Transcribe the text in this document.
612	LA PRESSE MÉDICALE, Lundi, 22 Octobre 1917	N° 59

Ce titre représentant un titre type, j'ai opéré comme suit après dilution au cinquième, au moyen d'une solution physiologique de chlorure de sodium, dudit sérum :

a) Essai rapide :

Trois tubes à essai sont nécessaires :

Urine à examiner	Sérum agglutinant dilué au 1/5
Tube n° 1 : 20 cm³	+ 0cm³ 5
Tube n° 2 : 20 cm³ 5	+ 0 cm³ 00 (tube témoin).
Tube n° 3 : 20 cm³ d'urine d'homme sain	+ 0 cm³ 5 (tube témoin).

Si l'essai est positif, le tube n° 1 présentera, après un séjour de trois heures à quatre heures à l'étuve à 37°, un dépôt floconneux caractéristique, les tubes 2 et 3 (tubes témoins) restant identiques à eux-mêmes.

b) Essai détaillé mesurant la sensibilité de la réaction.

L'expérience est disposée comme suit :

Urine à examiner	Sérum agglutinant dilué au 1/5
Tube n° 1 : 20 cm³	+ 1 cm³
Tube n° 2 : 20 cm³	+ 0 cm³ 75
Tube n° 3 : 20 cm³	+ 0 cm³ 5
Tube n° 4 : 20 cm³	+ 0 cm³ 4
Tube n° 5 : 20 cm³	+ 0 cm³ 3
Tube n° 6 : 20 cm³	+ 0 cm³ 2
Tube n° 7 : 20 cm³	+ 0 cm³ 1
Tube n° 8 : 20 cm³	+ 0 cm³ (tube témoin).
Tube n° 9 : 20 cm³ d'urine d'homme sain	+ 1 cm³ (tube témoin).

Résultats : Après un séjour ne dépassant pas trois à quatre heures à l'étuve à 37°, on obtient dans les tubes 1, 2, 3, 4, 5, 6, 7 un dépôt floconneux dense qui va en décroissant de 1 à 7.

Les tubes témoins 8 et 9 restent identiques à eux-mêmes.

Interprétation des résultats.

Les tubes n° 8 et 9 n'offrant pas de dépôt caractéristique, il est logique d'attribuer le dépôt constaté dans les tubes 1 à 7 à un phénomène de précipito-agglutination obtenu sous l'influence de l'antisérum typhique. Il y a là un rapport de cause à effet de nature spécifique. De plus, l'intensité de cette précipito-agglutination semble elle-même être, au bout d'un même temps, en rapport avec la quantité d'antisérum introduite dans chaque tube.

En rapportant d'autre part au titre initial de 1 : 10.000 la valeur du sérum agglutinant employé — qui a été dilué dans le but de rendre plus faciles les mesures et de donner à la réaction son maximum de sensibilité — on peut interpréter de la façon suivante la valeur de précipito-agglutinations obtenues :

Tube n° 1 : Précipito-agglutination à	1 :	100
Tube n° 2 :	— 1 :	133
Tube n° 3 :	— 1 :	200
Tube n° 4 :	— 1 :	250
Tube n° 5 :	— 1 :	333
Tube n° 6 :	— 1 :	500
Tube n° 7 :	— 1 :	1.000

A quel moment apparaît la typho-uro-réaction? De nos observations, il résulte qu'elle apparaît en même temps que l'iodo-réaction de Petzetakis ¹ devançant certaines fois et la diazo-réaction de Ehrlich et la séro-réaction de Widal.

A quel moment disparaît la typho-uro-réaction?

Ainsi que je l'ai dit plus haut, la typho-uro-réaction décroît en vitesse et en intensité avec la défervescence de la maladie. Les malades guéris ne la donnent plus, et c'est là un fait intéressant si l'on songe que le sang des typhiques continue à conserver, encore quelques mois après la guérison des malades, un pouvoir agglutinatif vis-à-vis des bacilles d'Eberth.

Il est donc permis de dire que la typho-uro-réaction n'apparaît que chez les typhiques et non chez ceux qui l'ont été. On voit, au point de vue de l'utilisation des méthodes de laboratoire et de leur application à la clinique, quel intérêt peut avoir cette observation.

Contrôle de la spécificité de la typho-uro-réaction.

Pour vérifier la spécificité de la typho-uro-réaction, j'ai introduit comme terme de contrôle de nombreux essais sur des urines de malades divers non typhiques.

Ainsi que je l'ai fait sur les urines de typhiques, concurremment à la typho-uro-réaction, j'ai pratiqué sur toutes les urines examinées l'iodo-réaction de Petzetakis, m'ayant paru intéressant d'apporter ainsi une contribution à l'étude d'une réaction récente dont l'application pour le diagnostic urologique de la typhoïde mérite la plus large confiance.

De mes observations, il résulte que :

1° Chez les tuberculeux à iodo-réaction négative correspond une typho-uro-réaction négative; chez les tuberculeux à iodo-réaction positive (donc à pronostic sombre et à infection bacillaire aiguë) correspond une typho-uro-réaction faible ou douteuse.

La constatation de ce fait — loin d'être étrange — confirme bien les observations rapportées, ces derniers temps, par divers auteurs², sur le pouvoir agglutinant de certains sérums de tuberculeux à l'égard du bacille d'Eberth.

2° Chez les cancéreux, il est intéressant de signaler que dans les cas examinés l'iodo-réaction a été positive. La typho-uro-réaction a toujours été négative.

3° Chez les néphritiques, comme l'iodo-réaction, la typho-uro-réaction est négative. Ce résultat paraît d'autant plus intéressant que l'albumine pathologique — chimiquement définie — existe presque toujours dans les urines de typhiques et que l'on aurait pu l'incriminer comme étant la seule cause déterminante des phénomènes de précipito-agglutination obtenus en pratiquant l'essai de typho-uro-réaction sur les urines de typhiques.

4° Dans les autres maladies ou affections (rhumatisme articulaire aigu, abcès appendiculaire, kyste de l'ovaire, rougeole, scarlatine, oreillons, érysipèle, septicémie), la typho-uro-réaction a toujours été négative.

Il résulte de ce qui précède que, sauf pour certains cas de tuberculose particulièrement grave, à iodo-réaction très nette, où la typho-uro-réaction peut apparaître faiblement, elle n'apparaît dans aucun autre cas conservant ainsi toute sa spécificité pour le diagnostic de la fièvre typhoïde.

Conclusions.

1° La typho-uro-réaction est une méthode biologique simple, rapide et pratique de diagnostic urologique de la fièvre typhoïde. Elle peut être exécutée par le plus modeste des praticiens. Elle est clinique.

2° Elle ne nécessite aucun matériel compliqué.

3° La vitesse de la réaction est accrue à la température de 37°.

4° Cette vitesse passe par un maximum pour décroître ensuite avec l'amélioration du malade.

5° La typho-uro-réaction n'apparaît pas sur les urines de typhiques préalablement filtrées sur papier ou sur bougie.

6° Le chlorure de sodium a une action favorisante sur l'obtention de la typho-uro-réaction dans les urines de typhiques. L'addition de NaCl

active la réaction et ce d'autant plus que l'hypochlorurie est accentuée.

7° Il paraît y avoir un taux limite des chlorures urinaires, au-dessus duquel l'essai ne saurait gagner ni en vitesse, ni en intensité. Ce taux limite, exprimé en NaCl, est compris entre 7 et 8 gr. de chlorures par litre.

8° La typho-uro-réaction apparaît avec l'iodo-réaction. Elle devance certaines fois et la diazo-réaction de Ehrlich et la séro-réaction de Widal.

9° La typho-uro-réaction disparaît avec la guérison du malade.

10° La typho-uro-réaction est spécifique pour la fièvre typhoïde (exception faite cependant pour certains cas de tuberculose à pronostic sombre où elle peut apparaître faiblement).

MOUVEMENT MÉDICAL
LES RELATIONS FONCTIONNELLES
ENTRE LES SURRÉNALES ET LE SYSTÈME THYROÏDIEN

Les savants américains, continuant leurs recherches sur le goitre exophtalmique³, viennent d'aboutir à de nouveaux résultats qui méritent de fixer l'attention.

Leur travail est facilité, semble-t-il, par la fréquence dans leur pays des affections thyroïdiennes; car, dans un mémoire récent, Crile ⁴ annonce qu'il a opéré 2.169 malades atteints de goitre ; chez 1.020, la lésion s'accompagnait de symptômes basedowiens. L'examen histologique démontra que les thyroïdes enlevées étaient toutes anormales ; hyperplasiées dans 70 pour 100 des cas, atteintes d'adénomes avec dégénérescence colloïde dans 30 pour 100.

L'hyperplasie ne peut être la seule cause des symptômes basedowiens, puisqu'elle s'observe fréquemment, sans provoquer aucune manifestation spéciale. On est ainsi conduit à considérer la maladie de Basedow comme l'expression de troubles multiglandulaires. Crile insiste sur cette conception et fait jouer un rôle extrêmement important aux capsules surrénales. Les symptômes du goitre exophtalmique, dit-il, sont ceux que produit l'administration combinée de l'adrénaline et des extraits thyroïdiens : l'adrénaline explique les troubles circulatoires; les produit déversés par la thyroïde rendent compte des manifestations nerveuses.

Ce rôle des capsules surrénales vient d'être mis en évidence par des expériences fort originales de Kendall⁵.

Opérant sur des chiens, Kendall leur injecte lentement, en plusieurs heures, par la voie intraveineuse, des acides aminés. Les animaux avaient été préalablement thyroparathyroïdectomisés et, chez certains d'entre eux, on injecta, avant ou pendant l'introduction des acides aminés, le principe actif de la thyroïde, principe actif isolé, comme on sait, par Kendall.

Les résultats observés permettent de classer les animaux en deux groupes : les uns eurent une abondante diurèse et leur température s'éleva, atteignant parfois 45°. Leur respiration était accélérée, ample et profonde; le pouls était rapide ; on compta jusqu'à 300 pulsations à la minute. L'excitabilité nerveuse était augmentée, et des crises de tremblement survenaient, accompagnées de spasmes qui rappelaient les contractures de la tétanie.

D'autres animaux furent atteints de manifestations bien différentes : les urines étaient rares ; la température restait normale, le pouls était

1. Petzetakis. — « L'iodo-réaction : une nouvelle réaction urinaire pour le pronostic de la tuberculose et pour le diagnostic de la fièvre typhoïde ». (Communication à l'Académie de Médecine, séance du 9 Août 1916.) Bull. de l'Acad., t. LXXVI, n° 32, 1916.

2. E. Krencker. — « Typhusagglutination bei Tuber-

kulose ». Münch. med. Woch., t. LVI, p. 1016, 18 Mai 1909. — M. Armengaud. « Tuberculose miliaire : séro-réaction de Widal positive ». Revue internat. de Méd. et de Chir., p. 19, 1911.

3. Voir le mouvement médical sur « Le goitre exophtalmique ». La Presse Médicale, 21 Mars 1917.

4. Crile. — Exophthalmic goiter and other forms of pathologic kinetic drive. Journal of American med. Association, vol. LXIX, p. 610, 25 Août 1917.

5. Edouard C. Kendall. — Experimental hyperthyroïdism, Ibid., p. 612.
+---+
**What is asked:** Gather each line in the entries above where the string "témoins" is found.

**Expected output:**
Si l'essai est positif, le tube n° 1 présentera, après un séjour de trois heures à quatre heures à l'étuve à 37°, un dépôt floconneux caractéristique, les tubes 2 et 3 (tubes témoins) restant identiques à eux-mêmes.
Les tubes témoins 8 et 9 restent identiques à eux-mêmes.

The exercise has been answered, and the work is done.